Kaum ein Bereich ist derart reglementiert wie der öffentliche Sektor. Zugleich fehlen häufig die nötigen Ressourcen, um die IT-Strukturen den rechtlichen Vorgaben gemäß zu schützen. Ein wichtiger Aspekt bildet hier das Thema Zugriffskontrolle – beim Weggang eines Mitarbeiters etwa darf der User Account im Netzwerk nicht aktiv bleiben. Auch müssen Gruppenzugehörigkeiten angepasst und Passwörter neu gesetzt werden. Doch schon alleine die Pflege der Benutzerkonten stellt viele Systemverwalter vor große Herausforderungen.

Für die Verantwortlichen kommt es deshalb darauf an, die geforderten Standards zu erfüllen und gleichzeitig die täglichen Administrationsaufgaben zu erleichtern. Vielfach ist es daher nötig, viele dieser Aufgaben zu automatisieren oder an andere Abteilungen wie etwa den Help-Desk zu delegieren.
• • • • •
ÜBUNGEN.
1. Nennen Sie alle Punkte, die der Textauszug zum Thema Zugriffskontrolle aufzählt.
2. Beantworten Sie die Fragen mit Angaben aus dem Textauszug.
(a) Welcher Bereich ist so stark reglementiert wie kaum ein anderer?
(b) Was fehlt häufig, um die IT-Strukturen nach den rechtlichen Vorgaben zu schützen?
(c) An welche Abteilung lassen sich Aufgaben beispielsweise delegieren?
3. Entscheiden Sie, ob die Aussagen zum Textauszug passen. Antworten Sie mit Ja oder Nein und zitieren Sie die entscheidenden Worte.
(a) Der öffentliche Sektor ist nur wenig reglementiert.
(b) Die Pflege der Benutzerkonten ist für viele Systemverwalter eine große Herausforderung.
(c) Die Verantwortlichen sollen Standards erfüllen und zugleich die Administration erleichtern.
Die Zeilen stammen aus einer anderen Quelle als der Textauszug.

AUFGELISTETE EINTRÄGE.
• • • • •
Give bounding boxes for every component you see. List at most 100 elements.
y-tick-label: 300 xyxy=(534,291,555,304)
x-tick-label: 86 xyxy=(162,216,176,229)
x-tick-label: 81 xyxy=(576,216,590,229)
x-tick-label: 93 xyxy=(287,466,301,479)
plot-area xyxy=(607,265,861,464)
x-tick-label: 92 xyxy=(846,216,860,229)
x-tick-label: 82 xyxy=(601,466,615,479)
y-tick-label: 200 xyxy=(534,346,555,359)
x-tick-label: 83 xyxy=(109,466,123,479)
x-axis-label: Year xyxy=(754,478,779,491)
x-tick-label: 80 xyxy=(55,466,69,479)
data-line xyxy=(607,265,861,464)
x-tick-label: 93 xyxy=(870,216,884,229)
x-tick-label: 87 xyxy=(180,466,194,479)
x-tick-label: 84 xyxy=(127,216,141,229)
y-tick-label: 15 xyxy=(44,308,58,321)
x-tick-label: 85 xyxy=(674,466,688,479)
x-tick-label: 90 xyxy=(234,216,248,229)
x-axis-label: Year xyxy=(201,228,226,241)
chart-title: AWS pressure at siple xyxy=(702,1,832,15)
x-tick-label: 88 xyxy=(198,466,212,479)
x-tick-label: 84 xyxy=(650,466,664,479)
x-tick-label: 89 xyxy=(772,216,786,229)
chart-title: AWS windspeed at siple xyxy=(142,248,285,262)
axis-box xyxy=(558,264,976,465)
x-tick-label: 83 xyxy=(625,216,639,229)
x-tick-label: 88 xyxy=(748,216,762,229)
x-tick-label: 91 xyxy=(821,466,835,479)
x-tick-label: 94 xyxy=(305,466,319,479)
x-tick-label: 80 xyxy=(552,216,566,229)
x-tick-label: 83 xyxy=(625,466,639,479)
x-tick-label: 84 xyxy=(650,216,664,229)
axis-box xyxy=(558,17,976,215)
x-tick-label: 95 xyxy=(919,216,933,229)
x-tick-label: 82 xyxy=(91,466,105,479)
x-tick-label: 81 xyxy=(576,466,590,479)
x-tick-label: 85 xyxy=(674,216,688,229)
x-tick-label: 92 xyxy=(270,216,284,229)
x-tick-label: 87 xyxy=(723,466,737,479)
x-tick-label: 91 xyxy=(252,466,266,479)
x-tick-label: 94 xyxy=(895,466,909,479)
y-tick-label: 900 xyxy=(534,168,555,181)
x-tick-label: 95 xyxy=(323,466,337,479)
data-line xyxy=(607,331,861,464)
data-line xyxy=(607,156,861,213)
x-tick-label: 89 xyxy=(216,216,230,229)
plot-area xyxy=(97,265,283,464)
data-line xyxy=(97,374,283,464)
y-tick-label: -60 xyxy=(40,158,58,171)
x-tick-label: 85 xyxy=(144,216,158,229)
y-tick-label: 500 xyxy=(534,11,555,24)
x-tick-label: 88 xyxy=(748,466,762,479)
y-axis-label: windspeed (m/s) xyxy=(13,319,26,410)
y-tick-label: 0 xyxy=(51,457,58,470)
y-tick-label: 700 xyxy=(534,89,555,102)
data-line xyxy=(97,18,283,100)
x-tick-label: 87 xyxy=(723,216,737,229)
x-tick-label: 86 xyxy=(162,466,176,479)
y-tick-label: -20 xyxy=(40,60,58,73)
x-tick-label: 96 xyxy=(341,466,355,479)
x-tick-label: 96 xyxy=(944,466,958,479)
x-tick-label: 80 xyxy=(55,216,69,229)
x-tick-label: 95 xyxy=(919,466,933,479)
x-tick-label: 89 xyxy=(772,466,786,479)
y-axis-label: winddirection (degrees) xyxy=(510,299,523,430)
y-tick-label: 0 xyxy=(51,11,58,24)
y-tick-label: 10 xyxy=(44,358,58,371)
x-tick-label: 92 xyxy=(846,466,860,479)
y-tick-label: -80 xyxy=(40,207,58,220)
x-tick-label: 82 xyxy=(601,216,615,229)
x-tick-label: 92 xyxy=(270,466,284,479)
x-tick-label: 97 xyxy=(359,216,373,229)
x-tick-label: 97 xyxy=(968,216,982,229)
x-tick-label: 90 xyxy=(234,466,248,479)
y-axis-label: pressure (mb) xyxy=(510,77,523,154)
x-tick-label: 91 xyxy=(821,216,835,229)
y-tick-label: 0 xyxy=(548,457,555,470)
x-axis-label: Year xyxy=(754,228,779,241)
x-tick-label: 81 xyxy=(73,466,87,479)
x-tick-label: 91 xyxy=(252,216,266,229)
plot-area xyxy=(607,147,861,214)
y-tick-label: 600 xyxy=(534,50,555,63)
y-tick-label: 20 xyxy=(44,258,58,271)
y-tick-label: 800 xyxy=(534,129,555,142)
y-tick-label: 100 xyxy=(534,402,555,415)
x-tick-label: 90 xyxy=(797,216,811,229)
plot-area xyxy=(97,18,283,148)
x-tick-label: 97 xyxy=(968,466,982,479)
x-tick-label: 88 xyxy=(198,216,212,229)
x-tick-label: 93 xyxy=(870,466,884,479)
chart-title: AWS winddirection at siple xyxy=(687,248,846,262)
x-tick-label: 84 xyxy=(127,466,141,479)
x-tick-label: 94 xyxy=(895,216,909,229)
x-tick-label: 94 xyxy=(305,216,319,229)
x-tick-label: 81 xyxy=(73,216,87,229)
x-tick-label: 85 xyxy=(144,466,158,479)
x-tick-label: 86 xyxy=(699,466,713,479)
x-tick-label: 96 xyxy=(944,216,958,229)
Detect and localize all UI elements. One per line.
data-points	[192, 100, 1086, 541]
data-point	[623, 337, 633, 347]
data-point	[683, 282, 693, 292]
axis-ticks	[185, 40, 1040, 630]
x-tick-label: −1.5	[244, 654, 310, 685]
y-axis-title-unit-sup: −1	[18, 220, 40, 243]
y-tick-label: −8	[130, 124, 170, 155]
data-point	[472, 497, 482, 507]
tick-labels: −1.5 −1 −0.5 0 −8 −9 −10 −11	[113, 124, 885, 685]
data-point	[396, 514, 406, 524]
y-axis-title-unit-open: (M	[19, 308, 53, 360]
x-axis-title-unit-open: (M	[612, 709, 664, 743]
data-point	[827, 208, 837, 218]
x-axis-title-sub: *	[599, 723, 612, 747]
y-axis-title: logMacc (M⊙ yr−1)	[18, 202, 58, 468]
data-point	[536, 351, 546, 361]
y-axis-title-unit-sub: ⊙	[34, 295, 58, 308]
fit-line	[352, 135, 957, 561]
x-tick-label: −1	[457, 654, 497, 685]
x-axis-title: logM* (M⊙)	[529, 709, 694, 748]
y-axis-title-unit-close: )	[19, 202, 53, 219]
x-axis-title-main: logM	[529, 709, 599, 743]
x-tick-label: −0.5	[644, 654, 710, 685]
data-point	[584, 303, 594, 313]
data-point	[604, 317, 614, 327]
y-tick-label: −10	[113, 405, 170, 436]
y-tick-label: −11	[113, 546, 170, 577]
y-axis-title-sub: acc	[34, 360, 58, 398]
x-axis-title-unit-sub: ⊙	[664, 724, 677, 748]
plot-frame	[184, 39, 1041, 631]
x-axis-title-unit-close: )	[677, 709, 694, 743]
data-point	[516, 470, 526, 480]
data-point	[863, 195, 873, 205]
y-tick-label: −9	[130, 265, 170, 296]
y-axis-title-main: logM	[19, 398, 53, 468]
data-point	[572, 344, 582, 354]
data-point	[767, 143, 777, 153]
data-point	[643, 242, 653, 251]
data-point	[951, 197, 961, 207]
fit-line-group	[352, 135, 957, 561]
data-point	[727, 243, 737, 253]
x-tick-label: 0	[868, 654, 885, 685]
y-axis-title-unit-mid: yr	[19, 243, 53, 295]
• • • • •
IHRE ANTWORTEN.
1.
- Der User Account darf beim Weggang eines Mitarbeiters im Netzwerk nicht aktiv bleiben.
- Gruppenzugehörigkeiten müssen angepasst werden.
- Passwörter müssen neu gesetzt werden.

2.
(a) Der öffentliche Sektor.
(b) Die nötigen Ressourcen.
(c) An den Help-Desk.

3.
(a) Nein: „Kaum ein Bereich ist derart reglementiert wie der öffentliche Sektor.“
(b) Ja: „schon alleine die Pflege der Benutzerkonten stellt viele Systemverwalter vor große Herausforderungen“
(c) Ja: „die geforderten Standards zu erfüllen und gleichzeitig die täglichen Administrationsaufgaben zu erleichtern“